### [Written task]
Reproduce the entries word for word, and omit any picture you find in them.

Dataset items:
+++
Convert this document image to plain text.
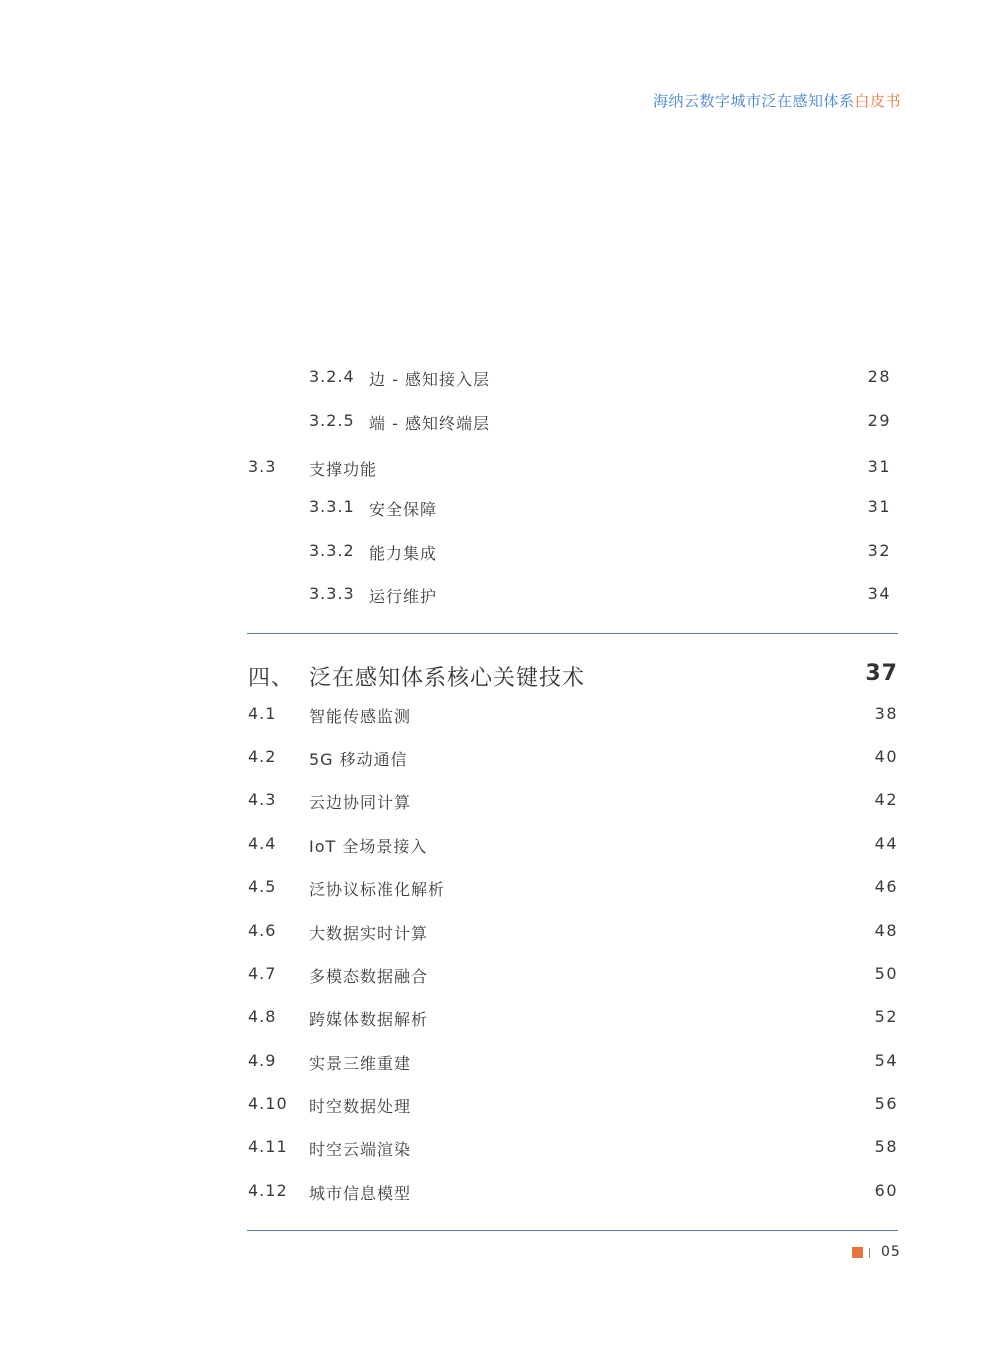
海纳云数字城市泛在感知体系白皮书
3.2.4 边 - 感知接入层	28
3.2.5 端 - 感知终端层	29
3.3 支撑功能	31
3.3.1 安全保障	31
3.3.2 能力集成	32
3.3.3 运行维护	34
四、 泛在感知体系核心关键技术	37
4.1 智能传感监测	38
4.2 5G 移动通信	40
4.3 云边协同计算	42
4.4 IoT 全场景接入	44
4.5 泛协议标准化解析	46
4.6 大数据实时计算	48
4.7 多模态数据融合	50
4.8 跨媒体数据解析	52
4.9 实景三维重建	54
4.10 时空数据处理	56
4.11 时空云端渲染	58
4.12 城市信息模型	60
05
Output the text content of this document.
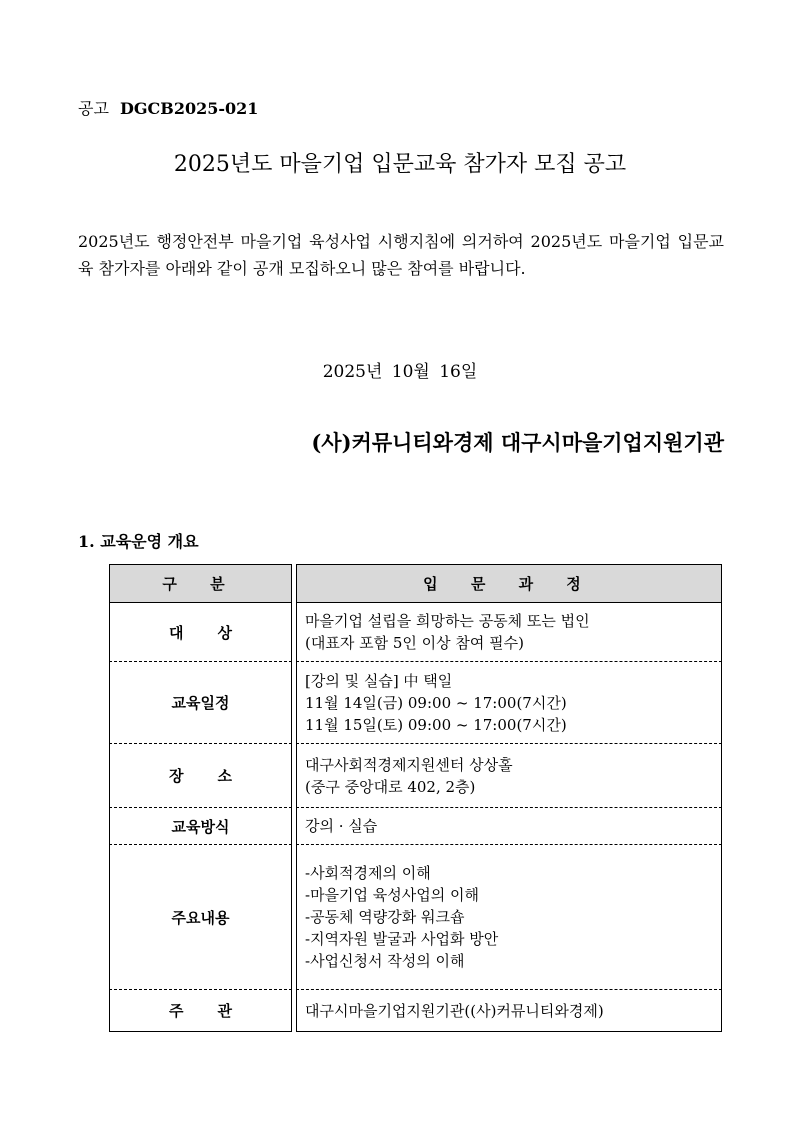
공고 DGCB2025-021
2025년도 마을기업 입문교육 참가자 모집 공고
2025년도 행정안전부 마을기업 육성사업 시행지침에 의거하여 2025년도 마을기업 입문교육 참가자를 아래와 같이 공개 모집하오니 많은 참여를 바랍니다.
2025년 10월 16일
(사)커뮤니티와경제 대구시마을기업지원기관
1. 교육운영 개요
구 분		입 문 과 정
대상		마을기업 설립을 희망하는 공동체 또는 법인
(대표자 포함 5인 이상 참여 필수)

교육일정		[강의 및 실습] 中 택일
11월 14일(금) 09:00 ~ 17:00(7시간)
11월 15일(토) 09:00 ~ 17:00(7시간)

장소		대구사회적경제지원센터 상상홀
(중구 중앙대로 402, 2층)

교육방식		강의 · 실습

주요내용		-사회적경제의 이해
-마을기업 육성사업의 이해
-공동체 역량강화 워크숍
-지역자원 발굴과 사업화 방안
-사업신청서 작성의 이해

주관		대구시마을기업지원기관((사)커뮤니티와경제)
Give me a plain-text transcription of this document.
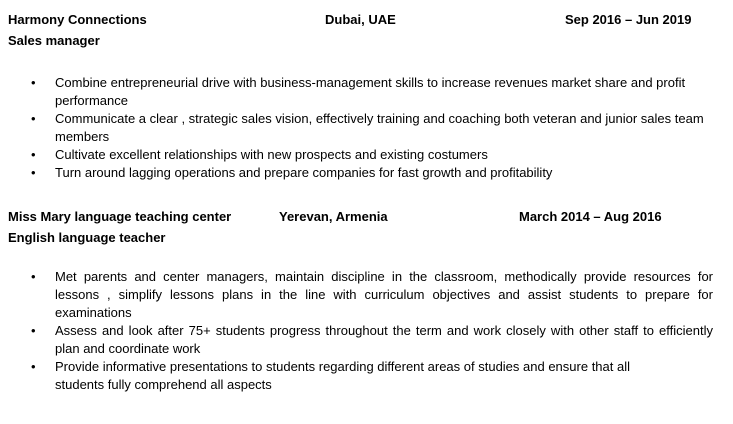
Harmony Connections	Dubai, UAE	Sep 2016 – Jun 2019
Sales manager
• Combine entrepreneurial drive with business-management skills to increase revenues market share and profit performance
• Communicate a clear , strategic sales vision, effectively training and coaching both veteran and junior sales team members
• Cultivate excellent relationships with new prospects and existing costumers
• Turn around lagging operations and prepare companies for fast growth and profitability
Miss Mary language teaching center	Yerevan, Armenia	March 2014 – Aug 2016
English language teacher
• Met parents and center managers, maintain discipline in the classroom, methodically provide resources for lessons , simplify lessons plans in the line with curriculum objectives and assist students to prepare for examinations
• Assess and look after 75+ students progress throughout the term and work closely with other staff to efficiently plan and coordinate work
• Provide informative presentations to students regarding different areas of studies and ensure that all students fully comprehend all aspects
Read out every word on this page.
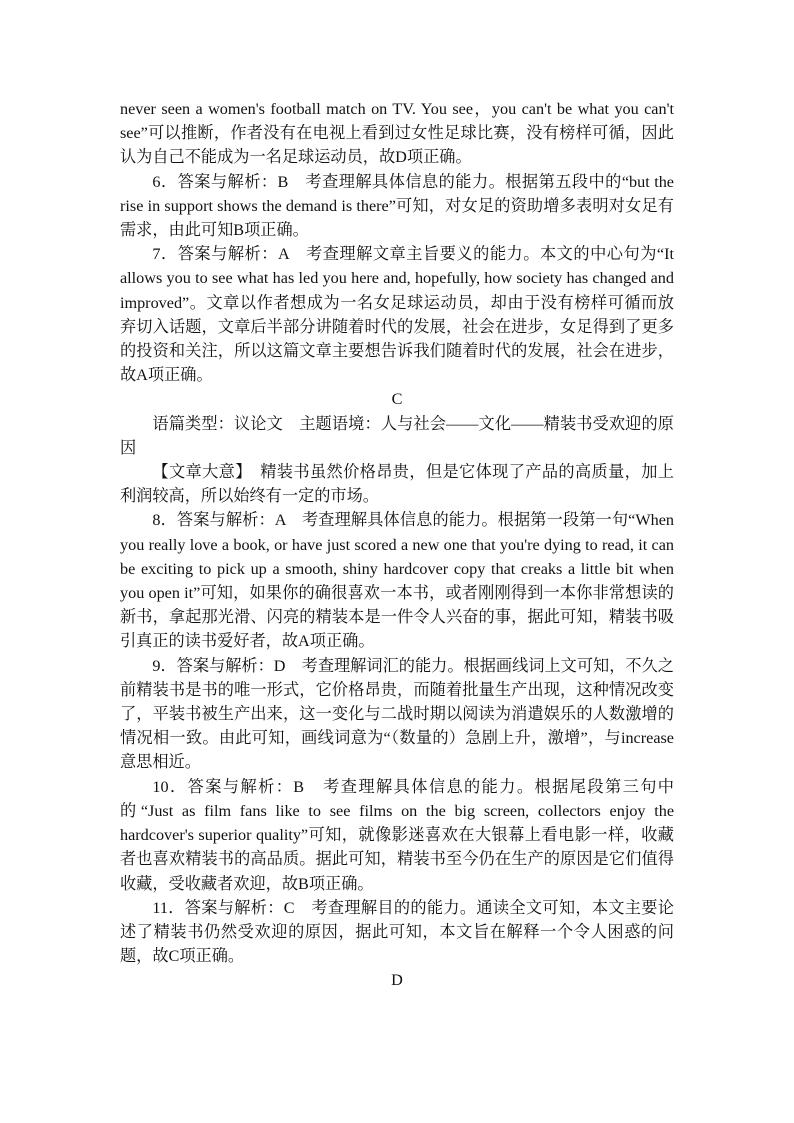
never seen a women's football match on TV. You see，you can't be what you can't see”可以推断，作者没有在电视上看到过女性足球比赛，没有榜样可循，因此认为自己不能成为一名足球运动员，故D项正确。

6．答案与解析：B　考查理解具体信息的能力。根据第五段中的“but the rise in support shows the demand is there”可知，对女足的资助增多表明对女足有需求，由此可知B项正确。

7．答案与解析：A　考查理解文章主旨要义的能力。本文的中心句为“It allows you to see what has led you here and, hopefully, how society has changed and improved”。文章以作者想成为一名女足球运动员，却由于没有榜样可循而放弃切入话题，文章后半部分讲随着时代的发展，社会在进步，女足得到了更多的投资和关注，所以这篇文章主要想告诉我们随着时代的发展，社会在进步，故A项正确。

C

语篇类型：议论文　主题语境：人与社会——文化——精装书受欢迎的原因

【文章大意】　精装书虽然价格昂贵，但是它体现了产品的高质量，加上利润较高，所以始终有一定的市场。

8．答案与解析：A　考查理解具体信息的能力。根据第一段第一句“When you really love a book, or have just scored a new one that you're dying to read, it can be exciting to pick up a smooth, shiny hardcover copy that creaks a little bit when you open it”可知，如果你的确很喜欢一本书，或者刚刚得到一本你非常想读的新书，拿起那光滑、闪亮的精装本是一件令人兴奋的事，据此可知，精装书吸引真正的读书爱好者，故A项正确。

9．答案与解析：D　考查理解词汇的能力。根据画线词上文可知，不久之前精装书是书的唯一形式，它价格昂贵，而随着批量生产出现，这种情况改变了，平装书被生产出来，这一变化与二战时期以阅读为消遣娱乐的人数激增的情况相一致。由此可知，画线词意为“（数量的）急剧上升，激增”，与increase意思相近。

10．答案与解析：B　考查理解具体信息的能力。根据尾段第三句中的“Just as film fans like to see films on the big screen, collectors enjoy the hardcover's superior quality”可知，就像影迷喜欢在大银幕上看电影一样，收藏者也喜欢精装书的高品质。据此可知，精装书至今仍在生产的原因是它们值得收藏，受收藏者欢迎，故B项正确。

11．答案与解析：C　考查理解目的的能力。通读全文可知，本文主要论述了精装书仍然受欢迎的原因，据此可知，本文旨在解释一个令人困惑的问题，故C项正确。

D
+++
### [In response]
Convert this document image to plain text.
海纳云数字城市泛在感知体系白皮书
3.2.4 边 - 感知接入层	28
3.2.5 端 - 感知终端层	29
3.3 支撑功能	31
3.3.1 安全保障	31
3.3.2 能力集成	32
3.3.3 运行维护	34
四、 泛在感知体系核心关键技术	37
4.1 智能传感监测	38
4.2 5G 移动通信	40
4.3 云边协同计算	42
4.4 IoT 全场景接入	44
4.5 泛协议标准化解析	46
4.6 大数据实时计算	48
4.7 多模态数据融合	50
4.8 跨媒体数据解析	52
4.9 实景三维重建	54
4.10 时空数据处理	56
4.11 时空云端渲染	58
4.12 城市信息模型	60
05
Output the text content of this document.
공고 DGCB2025-021
2025년도 마을기업 입문교육 참가자 모집 공고
2025년도 행정안전부 마을기업 육성사업 시행지침에 의거하여 2025년도 마을기업 입문교육 참가자를 아래와 같이 공개 모집하오니 많은 참여를 바랍니다.
2025년 10월 16일
(사)커뮤니티와경제 대구시마을기업지원기관
1. 교육운영 개요
구 분		입 문 과 정
대상		마을기업 설립을 희망하는 공동체 또는 법인
(대표자 포함 5인 이상 참여 필수)

교육일정		[강의 및 실습] 中 택일
11월 14일(금) 09:00 ~ 17:00(7시간)
11월 15일(토) 09:00 ~ 17:00(7시간)

장소		대구사회적경제지원센터 상상홀
(중구 중앙대로 402, 2층)

교육방식		강의 · 실습

주요내용		-사회적경제의 이해
-마을기업 육성사업의 이해
-공동체 역량강화 워크숍
-지역자원 발굴과 사업화 방안
-사업신청서 작성의 이해

주관		대구시마을기업지원기관((사)커뮤니티와경제)
Give me a plain-text transcription of this document.
Harmony Connections	Dubai, UAE	Sep 2016 – Jun 2019
Sales manager
• Combine entrepreneurial drive with business-management skills to increase revenues market share and profit performance
• Communicate a clear , strategic sales vision, effectively training and coaching both veteran and junior sales team members
• Cultivate excellent relationships with new prospects and existing costumers
• Turn around lagging operations and prepare companies for fast growth and profitability
Miss Mary language teaching center	Yerevan, Armenia	March 2014 – Aug 2016
English language teacher
• Met parents and center managers, maintain discipline in the classroom, methodically provide resources for lessons , simplify lessons plans in the line with curriculum objectives and assist students to prepare for examinations
• Assess and look after 75+ students progress throughout the term and work closely with other staff to efficiently plan and coordinate work
• Provide informative presentations to students regarding different areas of studies and ensure that all students fully comprehend all aspects
Read out every word on this page.
never seen a women's football match on TV. You see，you can't be what you can't see”可以推断，作者没有在电视上看到过女性足球比赛，没有榜样可循，因此认为自己不能成为一名足球运动员，故D项正确。

6．答案与解析：B　考查理解具体信息的能力。根据第五段中的“but the rise in support shows the demand is there”可知，对女足的资助增多表明对女足有需求，由此可知B项正确。

7．答案与解析：A　考查理解文章主旨要义的能力。本文的中心句为“It allows you to see what has led you here and, hopefully, how society has changed and improved”。文章以作者想成为一名女足球运动员，却由于没有榜样可循而放弃切入话题，文章后半部分讲随着时代的发展，社会在进步，女足得到了更多的投资和关注，所以这篇文章主要想告诉我们随着时代的发展，社会在进步，故A项正确。

C

语篇类型：议论文　主题语境：人与社会——文化——精装书受欢迎的原因

【文章大意】　精装书虽然价格昂贵，但是它体现了产品的高质量，加上利润较高，所以始终有一定的市场。

8．答案与解析：A　考查理解具体信息的能力。根据第一段第一句“When you really love a book, or have just scored a new one that you're dying to read, it can be exciting to pick up a smooth, shiny hardcover copy that creaks a little bit when you open it”可知，如果你的确很喜欢一本书，或者刚刚得到一本你非常想读的新书，拿起那光滑、闪亮的精装本是一件令人兴奋的事，据此可知，精装书吸引真正的读书爱好者，故A项正确。

9．答案与解析：D　考查理解词汇的能力。根据画线词上文可知，不久之前精装书是书的唯一形式，它价格昂贵，而随着批量生产出现，这种情况改变了，平装书被生产出来，这一变化与二战时期以阅读为消遣娱乐的人数激增的情况相一致。由此可知，画线词意为“（数量的）急剧上升，激增”，与increase意思相近。

10．答案与解析：B　考查理解具体信息的能力。根据尾段第三句中的“Just as film fans like to see films on the big screen, collectors enjoy the hardcover's superior quality”可知，就像影迷喜欢在大银幕上看电影一样，收藏者也喜欢精装书的高品质。据此可知，精装书至今仍在生产的原因是它们值得收藏，受收藏者欢迎，故B项正确。

11．答案与解析：C　考查理解目的的能力。通读全文可知，本文主要论述了精装书仍然受欢迎的原因，据此可知，本文旨在解释一个令人困惑的问题，故C项正确。

D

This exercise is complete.